## Begin

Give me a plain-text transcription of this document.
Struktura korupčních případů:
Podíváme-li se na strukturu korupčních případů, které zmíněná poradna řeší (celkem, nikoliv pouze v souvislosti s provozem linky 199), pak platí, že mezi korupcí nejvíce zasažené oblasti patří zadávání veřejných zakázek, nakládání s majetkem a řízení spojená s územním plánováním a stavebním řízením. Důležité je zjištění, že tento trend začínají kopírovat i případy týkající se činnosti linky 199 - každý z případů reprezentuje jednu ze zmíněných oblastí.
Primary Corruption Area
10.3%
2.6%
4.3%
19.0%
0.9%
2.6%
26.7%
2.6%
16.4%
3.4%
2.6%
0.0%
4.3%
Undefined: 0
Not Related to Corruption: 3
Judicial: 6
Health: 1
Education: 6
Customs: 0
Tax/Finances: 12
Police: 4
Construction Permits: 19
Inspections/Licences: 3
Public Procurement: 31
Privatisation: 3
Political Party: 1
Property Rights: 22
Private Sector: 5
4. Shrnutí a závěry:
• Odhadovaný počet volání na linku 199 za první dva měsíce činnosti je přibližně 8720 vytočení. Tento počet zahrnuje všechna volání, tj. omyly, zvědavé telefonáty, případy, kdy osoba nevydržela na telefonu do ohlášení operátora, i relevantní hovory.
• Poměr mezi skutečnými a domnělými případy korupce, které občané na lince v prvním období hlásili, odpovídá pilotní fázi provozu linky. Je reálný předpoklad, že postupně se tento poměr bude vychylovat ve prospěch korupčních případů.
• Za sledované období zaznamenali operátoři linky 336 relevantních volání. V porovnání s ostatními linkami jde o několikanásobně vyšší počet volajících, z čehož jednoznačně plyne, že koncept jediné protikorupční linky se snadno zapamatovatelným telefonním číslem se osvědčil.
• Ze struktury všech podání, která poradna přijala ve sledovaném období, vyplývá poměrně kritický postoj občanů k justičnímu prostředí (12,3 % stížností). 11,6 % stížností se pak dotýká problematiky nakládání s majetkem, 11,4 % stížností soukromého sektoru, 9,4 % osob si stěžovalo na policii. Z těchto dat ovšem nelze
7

## End

Exercise objective =>
Give the number of lines in the material above that have the word "poradna" in them, and nothing more.

Solution below =>
2